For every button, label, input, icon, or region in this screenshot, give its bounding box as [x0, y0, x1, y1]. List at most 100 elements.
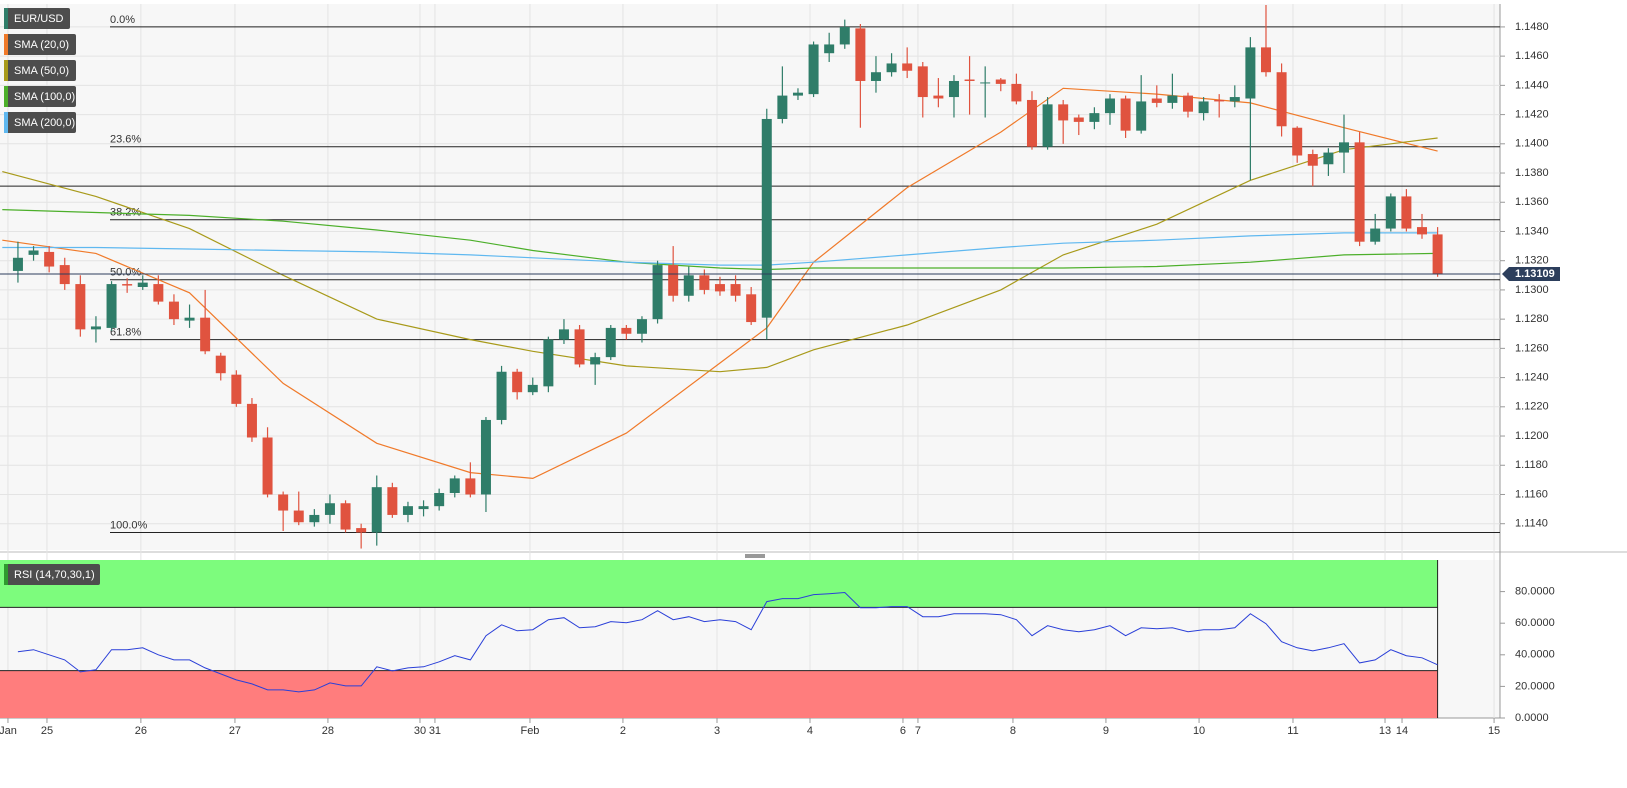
candle-body [1104, 98, 1115, 114]
candle-body [1026, 99, 1037, 147]
y-tick-label: 1.1260 [1515, 342, 1549, 354]
candle-body [465, 478, 476, 495]
x-tick-label: 26 [135, 725, 147, 737]
candle-body [1432, 234, 1443, 274]
candle-body [1073, 117, 1084, 122]
candle-body [231, 374, 242, 404]
x-tick-label: 27 [229, 725, 241, 737]
candle-body [933, 95, 944, 99]
y-tick-label: 1.1280 [1515, 313, 1549, 325]
candle-body [449, 478, 460, 494]
x-tick-label: 2 [620, 725, 626, 737]
candle-body [1338, 142, 1349, 153]
candle-body [402, 506, 413, 515]
candle-body [1042, 104, 1053, 147]
x-tick-label: 9 [1103, 725, 1109, 737]
candle-body [1354, 142, 1365, 242]
candle-body [200, 317, 211, 352]
y-tick-label: 0.0000 [1515, 712, 1549, 724]
fib-label: 100.0% [110, 519, 148, 531]
candle-body [1151, 98, 1162, 103]
resize-handle[interactable] [745, 554, 765, 558]
candle-body [106, 284, 117, 328]
candle-body [1323, 152, 1334, 165]
legend-swatch [4, 60, 8, 81]
legend-label: SMA (50,0) [14, 65, 69, 77]
y-tick-label: 1.1440 [1515, 79, 1549, 91]
candle-body [1276, 72, 1287, 127]
candle-body [636, 319, 647, 334]
candle-body [1058, 104, 1069, 121]
y-tick-label: 1.1360 [1515, 196, 1549, 208]
candle-body [855, 28, 866, 81]
candle-body [777, 95, 788, 119]
y-tick-label: 1.1240 [1515, 371, 1549, 383]
candle-body [917, 66, 928, 98]
candle-body [262, 437, 273, 495]
y-tick-label: 40.0000 [1515, 649, 1555, 661]
x-tick-label: Jan [0, 725, 17, 737]
candle-body [1401, 196, 1412, 229]
candle-body [293, 510, 304, 523]
candle-body [558, 329, 569, 340]
candle-body [12, 257, 23, 271]
y-tick-label: 80.0000 [1515, 586, 1555, 598]
candle-body [90, 326, 101, 330]
candle-body [824, 44, 835, 54]
candle-body [948, 80, 959, 98]
y-tick-label: 1.1400 [1515, 138, 1549, 150]
candle-body [1229, 97, 1240, 102]
candle-body [964, 79, 975, 81]
y-tick-label: 60.0000 [1515, 617, 1555, 629]
candle-body [356, 528, 367, 533]
candle-body [543, 339, 554, 387]
candle-body [870, 72, 881, 81]
x-tick-label: 31 [429, 725, 441, 737]
candle-body [44, 251, 55, 267]
x-tick-label: 6 [900, 725, 906, 737]
legend-swatch [4, 34, 8, 55]
x-tick-label: 4 [807, 725, 813, 737]
y-tick-label: 1.1320 [1515, 255, 1549, 267]
main-panel [0, 4, 1500, 550]
candle-body [418, 506, 429, 510]
x-tick-label: 7 [915, 725, 921, 737]
candle-body [761, 118, 772, 318]
candle-body [1307, 154, 1318, 166]
candle-body [714, 284, 725, 292]
candle-body [886, 63, 897, 73]
candle-body [75, 284, 86, 330]
candle-body [215, 355, 226, 374]
candle-body [683, 275, 694, 296]
candle-body [995, 79, 1006, 84]
candle-body [1214, 99, 1225, 102]
y-tick-label: 1.1200 [1515, 430, 1549, 442]
rsi-line [17, 591, 1438, 693]
oversold-zone [0, 670, 1438, 718]
candle-body [278, 494, 289, 511]
y-tick-label: 1.1160 [1515, 488, 1548, 500]
y-tick-label: 1.1140 [1515, 518, 1548, 530]
legend-label: EUR/USD [14, 13, 64, 25]
candle-body [605, 327, 616, 358]
candle-body [527, 384, 538, 393]
last-price-label: 1.13109 [1515, 268, 1555, 280]
candle-body [324, 503, 335, 515]
candle-body [699, 275, 710, 290]
y-tick-label: 1.1340 [1515, 225, 1549, 237]
x-tick-label: 14 [1396, 725, 1408, 737]
candle-body [309, 514, 320, 523]
candle-body [434, 493, 445, 507]
candle-body [730, 284, 741, 296]
legend-label: RSI (14,70,30,1) [14, 569, 95, 581]
y-tick-label: 1.1460 [1515, 50, 1549, 62]
candle-body [168, 301, 179, 320]
candle-body [1167, 95, 1178, 103]
x-tick-label: 25 [41, 725, 53, 737]
legend-box [4, 8, 70, 29]
candle-body [1370, 228, 1381, 242]
y-tick-label: 20.0000 [1515, 680, 1555, 692]
legend-label: SMA (100,0) [14, 91, 75, 103]
x-tick-label: 28 [322, 725, 334, 737]
y-tick-label: 1.1220 [1515, 401, 1549, 413]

◆ **TASK DESCRIPTION**:
Lay out the lines above as a Markdown table with the columns Number and Line, one row per line, skipping blank lines and leaving out the pictures.

◆ **FINISHED EXERCISE**:
| Number | Line |
|---|---|
| 1 | For every button, label, input, icon, or region in this screenshot, give its bounding box as [x0, y0, x1, y1]. List at most 100 elements. |
| 2 | candle-body [1104, 98, 1115, 114] |
| 3 | candle-body [1026, 99, 1037, 147] |
| 4 | y-tick-label: 1.1260 [1515, 342, 1549, 354] |
| 5 | candle-body [465, 478, 476, 495] |
| 6 | x-tick-label: 26 [135, 725, 147, 737] |
| 7 | candle-body [1432, 234, 1443, 274] |
| 8 | candle-body [1073, 117, 1084, 122] |
| 9 | candle-body [231, 374, 242, 404] |
| 10 | x-tick-label: 27 [229, 725, 241, 737] |
| 11 | candle-body [933, 95, 944, 99] |
| 12 | y-tick-label: 1.1280 [1515, 313, 1549, 325] |
| 13 | candle-body [449, 478, 460, 494] |
| 14 | x-tick-label: 2 [620, 725, 626, 737] |
| 15 | candle-body [1338, 142, 1349, 153] |
| 16 | candle-body [402, 506, 413, 515] |
| 17 | candle-body [1042, 104, 1053, 147] |
| 18 | x-tick-label: 9 [1103, 725, 1109, 737] |
| 19 | candle-body [1354, 142, 1365, 242] |
| 20 | candle-body [200, 317, 211, 352] |
| 21 | y-tick-label: 0.0000 [1515, 712, 1549, 724] |
| 22 | fib-label: 100.0% [110, 519, 148, 531] |
| 23 | candle-body [1151, 98, 1162, 103] |
| 24 | resize-handle[interactable] [745, 554, 765, 558] |
| 25 | candle-body [106, 284, 117, 328] |
| 26 | candle-body [1323, 152, 1334, 165] |
| 27 | legend-swatch [4, 60, 8, 81] |
| 28 | legend-label: SMA (50,0) [14, 65, 69, 77] |
| 29 | y-tick-label: 1.1440 [1515, 79, 1549, 91] |
| 30 | candle-body [1276, 72, 1287, 127] |
| 31 | candle-body [636, 319, 647, 334] |
| 32 | candle-body [1058, 104, 1069, 121] |
| 33 | y-tick-label: 1.1360 [1515, 196, 1549, 208] |
| 34 | candle-body [855, 28, 866, 81] |
| 35 | candle-body [777, 95, 788, 119] |
| 36 | y-tick-label: 1.1240 [1515, 371, 1549, 383] |
| 37 | candle-body [917, 66, 928, 98] |
| 38 | candle-body [262, 437, 273, 495] |
| 39 | y-tick-label: 40.0000 [1515, 649, 1555, 661] |
| 40 | x-tick-label: Jan [0, 725, 17, 737] |
| 41 | candle-body [1401, 196, 1412, 229] |
| 42 | candle-body [293, 510, 304, 523] |
| 43 | candle-body [558, 329, 569, 340] |
| 44 | candle-body [12, 257, 23, 271] |
| 45 | y-tick-label: 80.0000 [1515, 586, 1555, 598] |
| 46 | candle-body [90, 326, 101, 330] |
| 47 | candle-body [824, 44, 835, 54] |
| 48 | candle-body [948, 80, 959, 98] |
| 49 | y-tick-label: 1.1400 [1515, 138, 1549, 150] |
| 50 | candle-body [1229, 97, 1240, 102] |
| 51 | candle-body [964, 79, 975, 81] |
| 52 | y-tick-label: 60.0000 [1515, 617, 1555, 629] |
| 53 | candle-body [356, 528, 367, 533] |
| 54 | candle-body [543, 339, 554, 387] |
| 55 | candle-body [870, 72, 881, 81] |
| 56 | x-tick-label: 31 [429, 725, 441, 737] |
| 57 | candle-body [44, 251, 55, 267] |
| 58 | x-tick-label: 6 [900, 725, 906, 737] |
| 59 | legend-swatch [4, 34, 8, 55] |
| 60 | x-tick-label: 4 [807, 725, 813, 737] |
| 61 | y-tick-label: 1.1320 [1515, 255, 1549, 267] |
| 62 | main-panel [0, 4, 1500, 550] |
| 63 | candle-body [418, 506, 429, 510] |
| 64 | x-tick-label: 7 [915, 725, 921, 737] |
| 65 | candle-body [761, 118, 772, 318] |
| 66 | candle-body [1307, 154, 1318, 166] |
| 67 | candle-body [714, 284, 725, 292] |
| 68 | candle-body [886, 63, 897, 73] |
| 69 | candle-body [75, 284, 86, 330] |
| 70 | candle-body [215, 355, 226, 374] |
| 71 | candle-body [683, 275, 694, 296] |
| 72 | candle-body [995, 79, 1006, 84] |
| 73 | candle-body [1214, 99, 1225, 102] |
| 74 | y-tick-label: 1.1200 [1515, 430, 1549, 442] |
| 75 | rsi-line [17, 591, 1438, 693] |
| 76 | oversold-zone [0, 670, 1438, 718] |
| 77 | candle-body [278, 494, 289, 511] |
| 78 | y-tick-label: 1.1160 [1515, 488, 1548, 500] |
| 79 | y-tick-label: 1.1140 [1515, 518, 1548, 530] |
| 80 | legend-label: EUR/USD [14, 13, 64, 25] |
| 81 | candle-body [605, 327, 616, 358] |
| 82 | candle-body [527, 384, 538, 393] |
| 83 | last-price-label: 1.13109 [1515, 268, 1555, 280] |
| 84 | candle-body [324, 503, 335, 515] |
| 85 | candle-body [699, 275, 710, 290] |
| 86 | y-tick-label: 1.1340 [1515, 225, 1549, 237] |
| 87 | x-tick-label: 14 [1396, 725, 1408, 737] |
| 88 | candle-body [309, 514, 320, 523] |
| 89 | candle-body [434, 493, 445, 507] |
| 90 | candle-body [730, 284, 741, 296] |
| 91 | legend-label: RSI (14,70,30,1) [14, 569, 95, 581] |
| 92 | y-tick-label: 1.1460 [1515, 50, 1549, 62] |
| 93 | candle-body [168, 301, 179, 320] |
| 94 | candle-body [1167, 95, 1178, 103] |
| 95 | x-tick-label: 25 [41, 725, 53, 737] |
| 96 | legend-box [4, 8, 70, 29] |
| 97 | candle-body [1370, 228, 1381, 242] |
| 98 | y-tick-label: 20.0000 [1515, 680, 1555, 692] |
| 99 | legend-label: SMA (100,0) [14, 91, 75, 103] |
| 100 | x-tick-label: 28 [322, 725, 334, 737] |
| 101 | y-tick-label: 1.1220 [1515, 401, 1549, 413] |